> _Problem to work on_: Repeat what the lines below say, word for word, and skip every image.

> _Records to use_:
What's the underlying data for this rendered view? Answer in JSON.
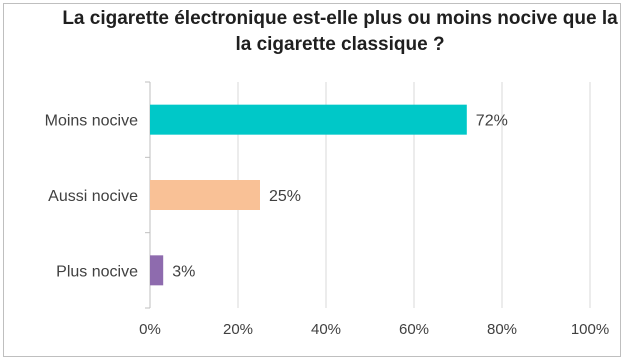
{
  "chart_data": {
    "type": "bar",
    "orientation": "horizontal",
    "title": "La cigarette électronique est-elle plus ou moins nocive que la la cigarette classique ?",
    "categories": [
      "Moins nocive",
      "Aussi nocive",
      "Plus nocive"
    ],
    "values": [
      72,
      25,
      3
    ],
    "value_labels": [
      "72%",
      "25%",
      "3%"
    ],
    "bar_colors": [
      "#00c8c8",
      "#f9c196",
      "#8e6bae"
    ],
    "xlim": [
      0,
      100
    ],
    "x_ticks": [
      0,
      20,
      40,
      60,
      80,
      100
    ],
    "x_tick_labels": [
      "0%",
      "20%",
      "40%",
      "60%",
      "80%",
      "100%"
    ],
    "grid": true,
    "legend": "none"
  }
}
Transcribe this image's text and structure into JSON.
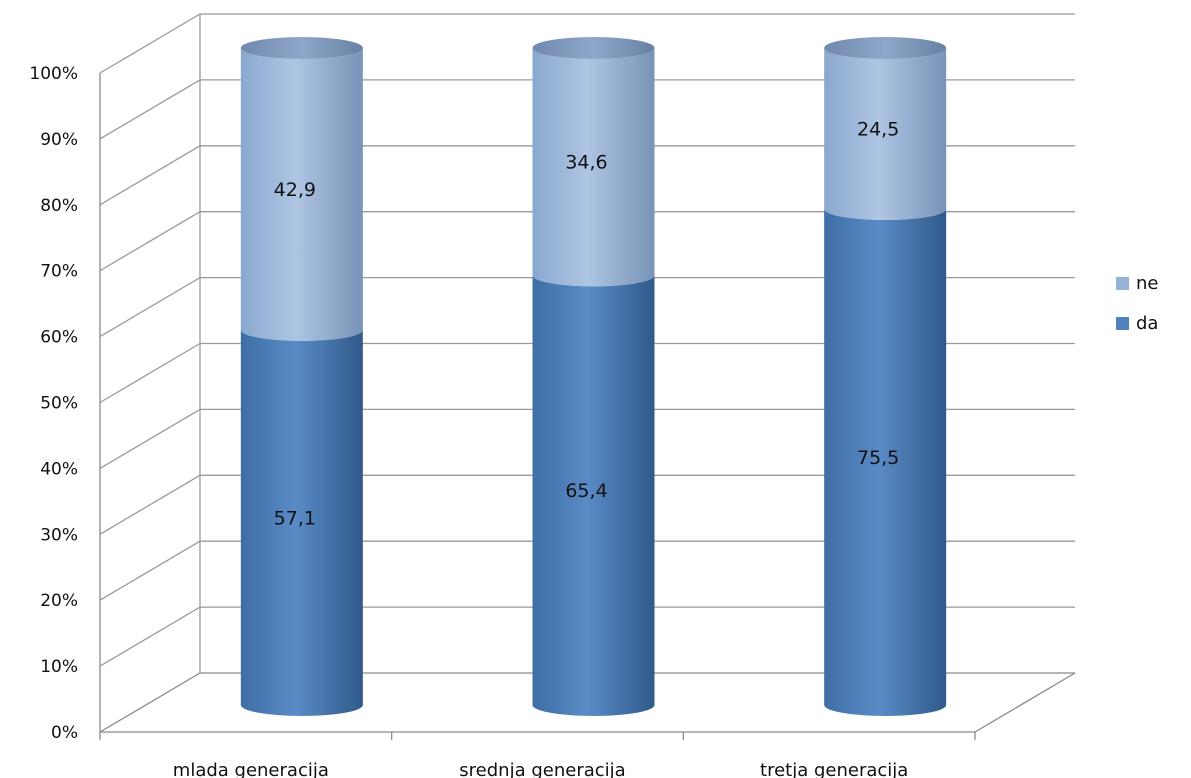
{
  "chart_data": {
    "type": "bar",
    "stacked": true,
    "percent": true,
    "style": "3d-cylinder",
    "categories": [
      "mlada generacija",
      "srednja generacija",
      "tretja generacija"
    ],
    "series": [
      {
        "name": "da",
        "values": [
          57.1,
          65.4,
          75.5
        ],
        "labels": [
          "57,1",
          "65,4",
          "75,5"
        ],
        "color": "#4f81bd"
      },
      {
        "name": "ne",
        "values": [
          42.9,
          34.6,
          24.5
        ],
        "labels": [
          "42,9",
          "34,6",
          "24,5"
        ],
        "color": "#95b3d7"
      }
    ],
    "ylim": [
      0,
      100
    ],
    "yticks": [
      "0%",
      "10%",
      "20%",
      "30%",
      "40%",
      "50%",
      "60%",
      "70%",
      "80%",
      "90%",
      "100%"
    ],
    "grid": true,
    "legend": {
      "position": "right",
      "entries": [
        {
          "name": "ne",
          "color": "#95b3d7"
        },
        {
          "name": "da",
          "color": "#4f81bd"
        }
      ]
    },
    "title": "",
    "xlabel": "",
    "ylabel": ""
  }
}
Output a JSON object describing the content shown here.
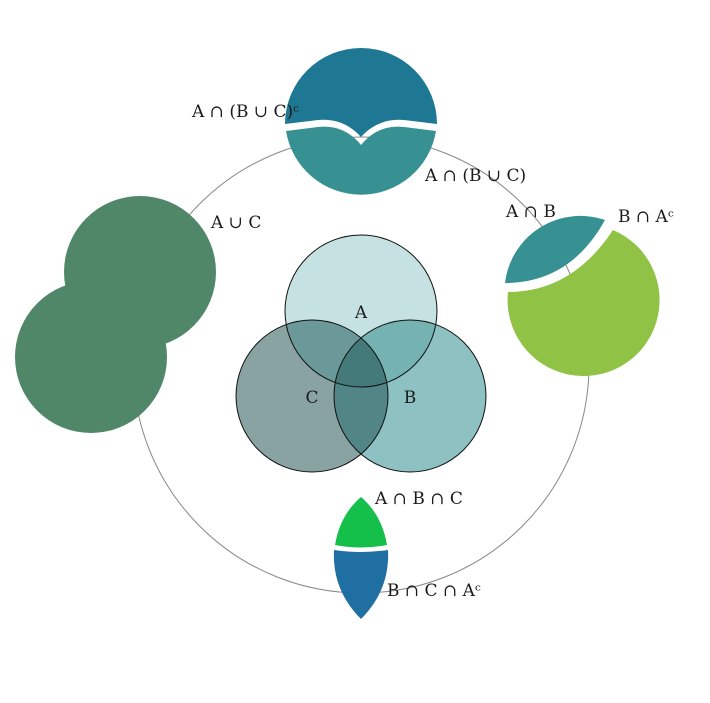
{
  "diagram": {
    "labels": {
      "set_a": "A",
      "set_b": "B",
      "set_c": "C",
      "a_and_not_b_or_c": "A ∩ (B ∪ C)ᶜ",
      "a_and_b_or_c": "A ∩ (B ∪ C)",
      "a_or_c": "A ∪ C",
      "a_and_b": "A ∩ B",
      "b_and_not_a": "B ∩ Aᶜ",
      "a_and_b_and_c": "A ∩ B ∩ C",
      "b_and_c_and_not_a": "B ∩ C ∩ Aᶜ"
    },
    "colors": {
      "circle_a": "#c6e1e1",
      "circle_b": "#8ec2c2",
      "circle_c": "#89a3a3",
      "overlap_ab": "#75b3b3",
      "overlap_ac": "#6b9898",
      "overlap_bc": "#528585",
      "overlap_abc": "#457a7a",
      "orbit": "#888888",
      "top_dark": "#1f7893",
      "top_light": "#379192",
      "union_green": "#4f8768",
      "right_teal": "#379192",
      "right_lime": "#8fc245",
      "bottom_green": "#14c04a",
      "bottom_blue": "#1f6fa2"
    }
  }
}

> _Correct response_:
What's the underlying data for this rendered view? Answer in JSON.
{
  "chart_data": {
    "type": "bar",
    "orientation": "horizontal",
    "title": "La cigarette électronique est-elle plus ou moins nocive que la la cigarette classique ?",
    "categories": [
      "Moins nocive",
      "Aussi nocive",
      "Plus nocive"
    ],
    "values": [
      72,
      25,
      3
    ],
    "value_labels": [
      "72%",
      "25%",
      "3%"
    ],
    "bar_colors": [
      "#00c8c8",
      "#f9c196",
      "#8e6bae"
    ],
    "xlim": [
      0,
      100
    ],
    "x_ticks": [
      0,
      20,
      40,
      60,
      80,
      100
    ],
    "x_tick_labels": [
      "0%",
      "20%",
      "40%",
      "60%",
      "80%",
      "100%"
    ],
    "grid": true,
    "legend": "none"
  }
}
Transcribe this image's text and structure into JSON.
{
  "chart_data": {
    "type": "bar",
    "stacked": true,
    "percent": true,
    "style": "3d-cylinder",
    "categories": [
      "mlada generacija",
      "srednja generacija",
      "tretja generacija"
    ],
    "series": [
      {
        "name": "da",
        "values": [
          57.1,
          65.4,
          75.5
        ],
        "labels": [
          "57,1",
          "65,4",
          "75,5"
        ],
        "color": "#4f81bd"
      },
      {
        "name": "ne",
        "values": [
          42.9,
          34.6,
          24.5
        ],
        "labels": [
          "42,9",
          "34,6",
          "24,5"
        ],
        "color": "#95b3d7"
      }
    ],
    "ylim": [
      0,
      100
    ],
    "yticks": [
      "0%",
      "10%",
      "20%",
      "30%",
      "40%",
      "50%",
      "60%",
      "70%",
      "80%",
      "90%",
      "100%"
    ],
    "grid": true,
    "legend": {
      "position": "right",
      "entries": [
        {
          "name": "ne",
          "color": "#95b3d7"
        },
        {
          "name": "da",
          "color": "#4f81bd"
        }
      ]
    },
    "title": "",
    "xlabel": "",
    "ylabel": ""
  }
}
Output a JSON object describing the content shown here.
{
  "diagram": {
    "labels": {
      "set_a": "A",
      "set_b": "B",
      "set_c": "C",
      "a_and_not_b_or_c": "A ∩ (B ∪ C)ᶜ",
      "a_and_b_or_c": "A ∩ (B ∪ C)",
      "a_or_c": "A ∪ C",
      "a_and_b": "A ∩ B",
      "b_and_not_a": "B ∩ Aᶜ",
      "a_and_b_and_c": "A ∩ B ∩ C",
      "b_and_c_and_not_a": "B ∩ C ∩ Aᶜ"
    },
    "colors": {
      "circle_a": "#c6e1e1",
      "circle_b": "#8ec2c2",
      "circle_c": "#89a3a3",
      "overlap_ab": "#75b3b3",
      "overlap_ac": "#6b9898",
      "overlap_bc": "#528585",
      "overlap_abc": "#457a7a",
      "orbit": "#888888",
      "top_dark": "#1f7893",
      "top_light": "#379192",
      "union_green": "#4f8768",
      "right_teal": "#379192",
      "right_lime": "#8fc245",
      "bottom_green": "#14c04a",
      "bottom_blue": "#1f6fa2"
    }
  }
}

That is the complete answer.